**Extrait de page**:

Un naufrage ? Un psychodrame ? Un cataclysme ? L’apocalypse ? La République à bout de souffle ? Une crise de régime ? Depuis dimanche soir, il n’y a pas de mots assez forts pour décrire l’onde de choc de l’annonce de dissolution d’Emmanuel Macron, une heure après la proclamation des résultats provisoires. Résultats prévisibles, annoncés par tous les sondeurs. J’insiste sur ce détail : il n’y avait pas d’effet de surprise. Le RN a gagné, la majorité est humiliée, Glucksmann a percé, LFI inquiète, les Verts s’effondrent. Alors, pourquoi une dissolution qui soumet la République aux résultats d’élections européennes qui, parole de président, ne devaient pas avoir de conséquence sur la politique nationale ? Pourquoi jouer sur une victoire annoncée du RN ? Pour éviter une présidentielle gagnée par Marine Le Pen en 2027 ? Pour prouver que le RN ne sait pas faire ? Pour prouver que “c’est qui le chef” ?

Peut-être faut-il analyser les décisions du président Macron à l’aune de la psychologie et oublier toute logique politique. Peut-être y a-t-il dans la personnalité d’Emmanuel Macron une absence de frein, une vie entière à voir plier devant lui toutes les difficultés, une vie sans limites. Une vie d’enfant gâté à qui personne n’a jamais dit “non”. Le président Macron entraîne, par une décision à la limite de la folie, des citoyens démocrates dans une pièce sombre entourée de portes fermées derrière lesquelles ne se trouvent que des monstres à trois têtes. Car que faire ? Que voter ? La tentation est grande de sanctionner la Macronie, de refuser d’être pris en otage par Emmanuel Macron. La tentation de la colère est grande alors que, durant sa conférence de presse, le président gâté reprend, sans ciller, son programme de 2017. A la virgule près.

**Bloc de données**:
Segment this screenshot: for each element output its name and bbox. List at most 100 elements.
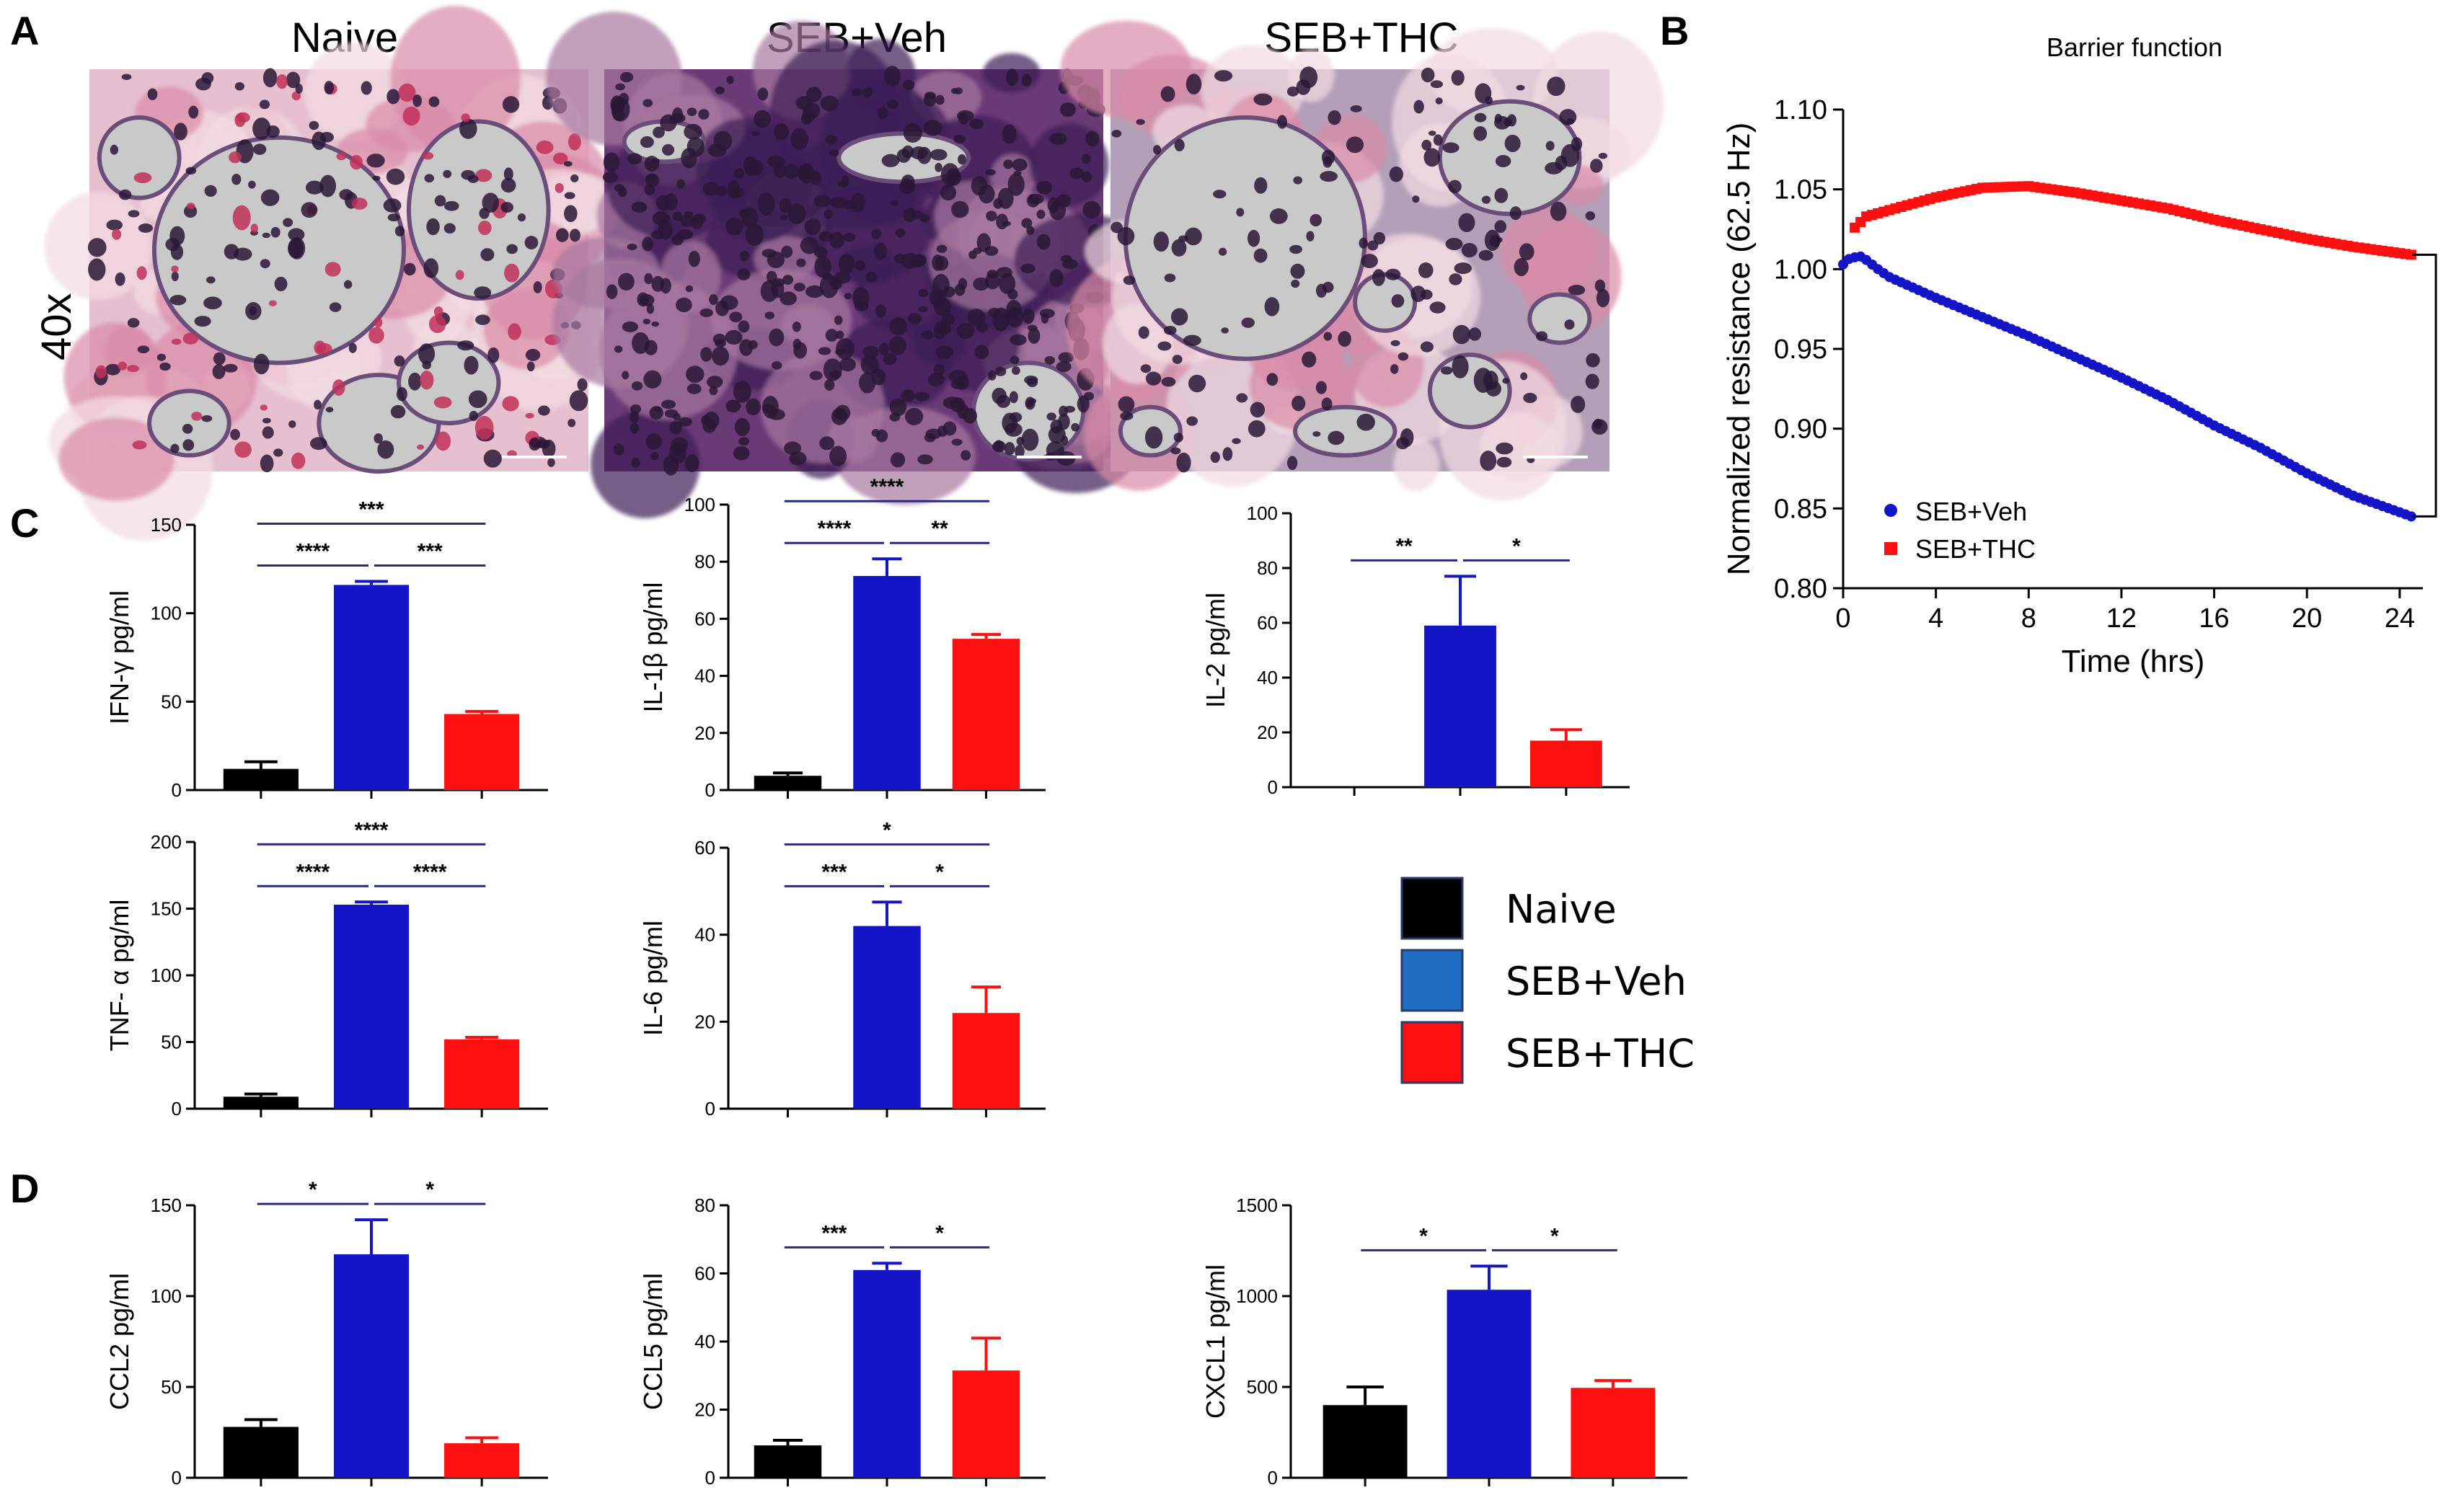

**Consignes**:
Prolongez le texte sur l'annonce de dissolution faite par Emmanuel Macron, en reprenant juste après sa dernière phrase.

**Réponse**:
La tentation est grande de lui rétorquer : “Et vous avez fait quoi pendant sept ans ? Pourquoi avoir minimisé le régalien, mépriser les électeurs du RN, refuser la collaboration avec la droite républicaine, snober les inquiétudes des Français sur l’immigration et la sécurité, pris à la légère la dette qui s’accumule dangereusement, les services publics qui s’effritent, les charges qui s’accumulent, les prélèvements qui cartonnent, la laïcité qui se désagrège sous les attaques des islamo-gauchistes soutenus par votre indifférence ? Où étiez-vous donc depuis sept ans que le chaudron déborde ?”

Il était une fois une gauche humaniste

La tentation n’est même plus de mise quand il s’agit de la gauche. Quelle gauche ? C’est le camp du déshonneur. Raphaël Glucksmann n’aurait jamais dû signer avec Olivier Faure, collabo mélenchocompatible, au mieux il aurait dû renverser la table dès l’annonce de la dissolution, refuser sans hésitation, sans négociations, un quelconque accord avec La France insoumise. L’Ukraine, l’Europe, le nucléaire, la retraite, l’antisémitisme, Israël, la haine tout simplement, la haine qui se dégage de chaque intervention, de chaque prise de position des mélenchonistes, la haine qui espère une guerre civile, qui se nourrit de chaos en se délectant d’avance du goût de fer du sang qui se répandra. Car il se répandra – on n’idolâtre pas Robespierre pour des prunes. Il était une fois une gauche humaniste qui a bradé progrès et espérance, concorde et citoyenneté, liberté et patriotisme, peuple et culture, laïcité et éducation pour garder un siège ou deux, pour préserver ce que l’Histoire retiendra comme le logo de la honte, celui du Parti socialiste en déchéance morale.

La droite républicaine résiste. Résiste-t-elle dans un dernier baroud d’honneur ? A voir tous les barons républicains se presser pour dire leur refus de la droite populiste, on est partagé entre espoir et résignation. Où sont les nouveaux visages de la droite ? Où sont les jeunes ? Si François-Xavier Bellamy a fait une excellente campagne, il semble bien isolé ; s’il a récupéré la moitié d’une clef des LR, le renouveau ne semble pas souffler de côté-là de l’échiquier – du moins pas encore.

Que reste-t-il ? Les orphelins de la République qui assistent médusés à un spectacle désolant, à la grande braderie de la dignité, à ce que la politique a de pire, à ce qui détourne les citoyens de la démocratie pour les envoyer illico dans les bras populistes qui les étoufferont. Il ne reste plus que des cœurs républicains qui saignent.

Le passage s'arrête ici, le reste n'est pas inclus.